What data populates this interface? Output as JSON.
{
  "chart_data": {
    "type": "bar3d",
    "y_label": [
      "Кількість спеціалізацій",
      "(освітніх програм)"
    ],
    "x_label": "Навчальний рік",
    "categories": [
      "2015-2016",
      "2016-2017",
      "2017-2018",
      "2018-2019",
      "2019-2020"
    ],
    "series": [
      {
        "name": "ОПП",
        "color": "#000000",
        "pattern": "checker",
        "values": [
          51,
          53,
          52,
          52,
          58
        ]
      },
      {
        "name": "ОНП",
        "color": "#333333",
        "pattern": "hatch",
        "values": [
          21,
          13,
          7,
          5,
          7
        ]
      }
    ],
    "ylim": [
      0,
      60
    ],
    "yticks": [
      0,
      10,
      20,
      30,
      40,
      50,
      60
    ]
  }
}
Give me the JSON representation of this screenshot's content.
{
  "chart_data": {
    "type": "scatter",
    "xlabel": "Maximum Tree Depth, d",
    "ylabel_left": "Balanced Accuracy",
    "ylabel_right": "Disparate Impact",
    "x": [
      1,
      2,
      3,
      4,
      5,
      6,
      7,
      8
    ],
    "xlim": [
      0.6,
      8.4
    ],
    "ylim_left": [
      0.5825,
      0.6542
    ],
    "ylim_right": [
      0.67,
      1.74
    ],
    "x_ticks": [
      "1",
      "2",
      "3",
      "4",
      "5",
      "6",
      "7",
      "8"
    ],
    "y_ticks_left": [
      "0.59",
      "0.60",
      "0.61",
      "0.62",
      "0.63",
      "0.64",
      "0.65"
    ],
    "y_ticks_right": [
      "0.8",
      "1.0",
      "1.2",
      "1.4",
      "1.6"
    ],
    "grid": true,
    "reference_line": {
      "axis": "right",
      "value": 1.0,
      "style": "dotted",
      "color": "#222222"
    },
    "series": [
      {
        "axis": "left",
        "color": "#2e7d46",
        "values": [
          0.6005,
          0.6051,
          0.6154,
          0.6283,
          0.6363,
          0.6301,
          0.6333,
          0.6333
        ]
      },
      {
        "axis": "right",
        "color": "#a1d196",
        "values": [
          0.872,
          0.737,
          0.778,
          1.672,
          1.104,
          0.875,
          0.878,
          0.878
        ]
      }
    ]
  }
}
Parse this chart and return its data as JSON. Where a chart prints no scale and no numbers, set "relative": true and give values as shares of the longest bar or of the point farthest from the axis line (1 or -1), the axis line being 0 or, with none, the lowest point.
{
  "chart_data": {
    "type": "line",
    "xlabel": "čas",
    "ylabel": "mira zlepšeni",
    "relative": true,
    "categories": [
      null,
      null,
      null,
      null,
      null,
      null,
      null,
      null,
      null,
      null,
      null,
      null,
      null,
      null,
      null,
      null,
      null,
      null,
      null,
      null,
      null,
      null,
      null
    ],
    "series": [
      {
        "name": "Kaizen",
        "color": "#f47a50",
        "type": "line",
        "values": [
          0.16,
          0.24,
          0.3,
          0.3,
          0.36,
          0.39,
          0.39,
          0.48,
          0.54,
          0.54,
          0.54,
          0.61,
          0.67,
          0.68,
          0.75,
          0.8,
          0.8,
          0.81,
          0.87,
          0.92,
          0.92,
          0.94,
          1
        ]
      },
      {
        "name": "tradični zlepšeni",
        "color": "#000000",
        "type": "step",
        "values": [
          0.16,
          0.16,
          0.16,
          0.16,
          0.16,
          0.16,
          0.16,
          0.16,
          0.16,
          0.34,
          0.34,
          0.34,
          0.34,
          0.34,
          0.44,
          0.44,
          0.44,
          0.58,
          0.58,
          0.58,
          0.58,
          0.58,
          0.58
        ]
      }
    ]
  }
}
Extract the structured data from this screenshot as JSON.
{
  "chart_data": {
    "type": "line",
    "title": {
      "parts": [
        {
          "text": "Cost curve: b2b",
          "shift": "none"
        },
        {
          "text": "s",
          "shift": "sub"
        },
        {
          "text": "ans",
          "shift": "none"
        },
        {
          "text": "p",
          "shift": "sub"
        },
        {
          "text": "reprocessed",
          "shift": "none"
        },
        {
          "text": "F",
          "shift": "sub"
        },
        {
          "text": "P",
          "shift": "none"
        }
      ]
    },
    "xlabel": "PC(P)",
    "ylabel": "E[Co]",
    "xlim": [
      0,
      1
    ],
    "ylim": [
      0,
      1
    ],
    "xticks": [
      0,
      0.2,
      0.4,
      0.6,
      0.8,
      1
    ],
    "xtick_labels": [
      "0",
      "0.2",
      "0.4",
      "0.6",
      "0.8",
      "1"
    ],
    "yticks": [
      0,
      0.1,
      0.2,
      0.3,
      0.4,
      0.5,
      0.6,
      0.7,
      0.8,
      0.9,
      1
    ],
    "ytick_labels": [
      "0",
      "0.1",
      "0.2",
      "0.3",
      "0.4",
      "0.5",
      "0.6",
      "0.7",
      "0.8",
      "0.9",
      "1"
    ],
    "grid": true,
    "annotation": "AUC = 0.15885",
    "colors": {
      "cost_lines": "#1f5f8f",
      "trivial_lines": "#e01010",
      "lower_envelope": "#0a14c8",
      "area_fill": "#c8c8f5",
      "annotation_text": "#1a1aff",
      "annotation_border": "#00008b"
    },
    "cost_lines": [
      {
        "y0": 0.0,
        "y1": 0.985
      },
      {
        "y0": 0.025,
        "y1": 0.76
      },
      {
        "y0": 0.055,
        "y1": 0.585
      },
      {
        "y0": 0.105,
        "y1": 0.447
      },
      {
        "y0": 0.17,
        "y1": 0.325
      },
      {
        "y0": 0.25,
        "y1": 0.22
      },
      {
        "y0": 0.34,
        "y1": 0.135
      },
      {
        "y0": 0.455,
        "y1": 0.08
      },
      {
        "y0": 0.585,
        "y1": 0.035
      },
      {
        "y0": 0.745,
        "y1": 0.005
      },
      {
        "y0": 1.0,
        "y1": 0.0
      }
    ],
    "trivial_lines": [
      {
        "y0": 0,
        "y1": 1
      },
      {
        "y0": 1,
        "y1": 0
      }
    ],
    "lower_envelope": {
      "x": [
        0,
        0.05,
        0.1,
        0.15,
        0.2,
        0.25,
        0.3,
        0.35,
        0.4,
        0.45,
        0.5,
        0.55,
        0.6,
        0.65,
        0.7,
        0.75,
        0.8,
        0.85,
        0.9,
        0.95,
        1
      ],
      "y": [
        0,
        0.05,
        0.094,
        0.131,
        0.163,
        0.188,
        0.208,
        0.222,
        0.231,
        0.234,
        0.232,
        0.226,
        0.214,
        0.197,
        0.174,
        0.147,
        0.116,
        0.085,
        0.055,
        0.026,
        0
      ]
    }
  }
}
##########
• _SHORT TASK_
List each line in the listing that contains the string "type".

• _ANSWER TO THE EXERCISE_
    "type": "bar3d",
    "type": "scatter",
    "type": "line",
        "type": "line",
        "type": "step",
    "type": "line",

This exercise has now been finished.